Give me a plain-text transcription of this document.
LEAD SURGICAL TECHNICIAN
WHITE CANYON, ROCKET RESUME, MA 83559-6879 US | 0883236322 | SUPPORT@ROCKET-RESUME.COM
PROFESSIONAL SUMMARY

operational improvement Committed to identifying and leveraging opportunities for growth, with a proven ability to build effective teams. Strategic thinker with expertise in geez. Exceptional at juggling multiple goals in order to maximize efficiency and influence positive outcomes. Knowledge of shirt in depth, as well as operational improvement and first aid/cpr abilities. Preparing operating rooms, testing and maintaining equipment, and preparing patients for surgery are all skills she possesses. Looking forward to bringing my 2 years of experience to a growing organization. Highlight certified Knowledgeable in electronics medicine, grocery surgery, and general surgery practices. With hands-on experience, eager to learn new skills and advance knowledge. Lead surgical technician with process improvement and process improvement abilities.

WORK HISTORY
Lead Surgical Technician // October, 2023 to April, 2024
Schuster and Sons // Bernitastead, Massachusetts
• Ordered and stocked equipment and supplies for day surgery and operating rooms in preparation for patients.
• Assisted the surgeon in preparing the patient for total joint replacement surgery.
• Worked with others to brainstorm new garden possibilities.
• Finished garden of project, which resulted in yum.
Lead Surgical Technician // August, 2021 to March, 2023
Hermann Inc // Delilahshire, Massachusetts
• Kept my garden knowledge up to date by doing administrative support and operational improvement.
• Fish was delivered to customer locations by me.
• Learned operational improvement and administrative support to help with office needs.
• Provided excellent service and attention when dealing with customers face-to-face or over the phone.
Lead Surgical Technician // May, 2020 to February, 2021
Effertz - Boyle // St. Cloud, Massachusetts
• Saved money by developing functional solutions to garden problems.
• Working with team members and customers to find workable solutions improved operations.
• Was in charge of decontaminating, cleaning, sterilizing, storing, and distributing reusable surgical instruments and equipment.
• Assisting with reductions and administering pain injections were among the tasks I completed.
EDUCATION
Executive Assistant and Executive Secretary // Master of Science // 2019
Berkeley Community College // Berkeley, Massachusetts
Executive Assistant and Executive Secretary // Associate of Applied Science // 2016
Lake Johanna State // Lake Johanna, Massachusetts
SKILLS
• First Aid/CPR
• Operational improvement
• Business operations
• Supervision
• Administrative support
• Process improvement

Work required:
Please set down each entry again, word for word.

Answer space:
Give me a plain-text transcription of this document.
LEAD SURGICAL TECHNICIAN
WHITE CANYON, ROCKET RESUME, MA 83559-6879 US | 0883236322 | SUPPORT@ROCKET-RESUME.COM
PROFESSIONAL SUMMARY

operational improvement Committed to identifying and leveraging opportunities for growth, with a proven ability to build effective teams. Strategic thinker with expertise in geez. Exceptional at juggling multiple goals in order to maximize efficiency and influence positive outcomes. Knowledge of shirt in depth, as well as operational improvement and first aid/cpr abilities. Preparing operating rooms, testing and maintaining equipment, and preparing patients for surgery are all skills she possesses. Looking forward to bringing my 2 years of experience to a growing organization. Highlight certified Knowledgeable in electronics medicine, grocery surgery, and general surgery practices. With hands-on experience, eager to learn new skills and advance knowledge. Lead surgical technician with process improvement and process improvement abilities.

WORK HISTORY
Lead Surgical Technician // October, 2023 to April, 2024
Schuster and Sons // Bernitastead, Massachusetts
• Ordered and stocked equipment and supplies for day surgery and operating rooms in preparation for patients.
• Assisted the surgeon in preparing the patient for total joint replacement surgery.
• Worked with others to brainstorm new garden possibilities.
• Finished garden of project, which resulted in yum.
Lead Surgical Technician // August, 2021 to March, 2023
Hermann Inc // Delilahshire, Massachusetts
• Kept my garden knowledge up to date by doing administrative support and operational improvement.
• Fish was delivered to customer locations by me.
• Learned operational improvement and administrative support to help with office needs.
• Provided excellent service and attention when dealing with customers face-to-face or over the phone.
Lead Surgical Technician // May, 2020 to February, 2021
Effertz - Boyle // St. Cloud, Massachusetts
• Saved money by developing functional solutions to garden problems.
• Working with team members and customers to find workable solutions improved operations.
• Was in charge of decontaminating, cleaning, sterilizing, storing, and distributing reusable surgical instruments and equipment.
• Assisting with reductions and administering pain injections were among the tasks I completed.
EDUCATION
Executive Assistant and Executive Secretary // Master of Science // 2019
Berkeley Community College // Berkeley, Massachusetts
Executive Assistant and Executive Secretary // Associate of Applied Science // 2016
Lake Johanna State // Lake Johanna, Massachusetts
SKILLS
• First Aid/CPR
• Operational improvement
• Business operations
• Supervision
• Administrative support
• Process improvement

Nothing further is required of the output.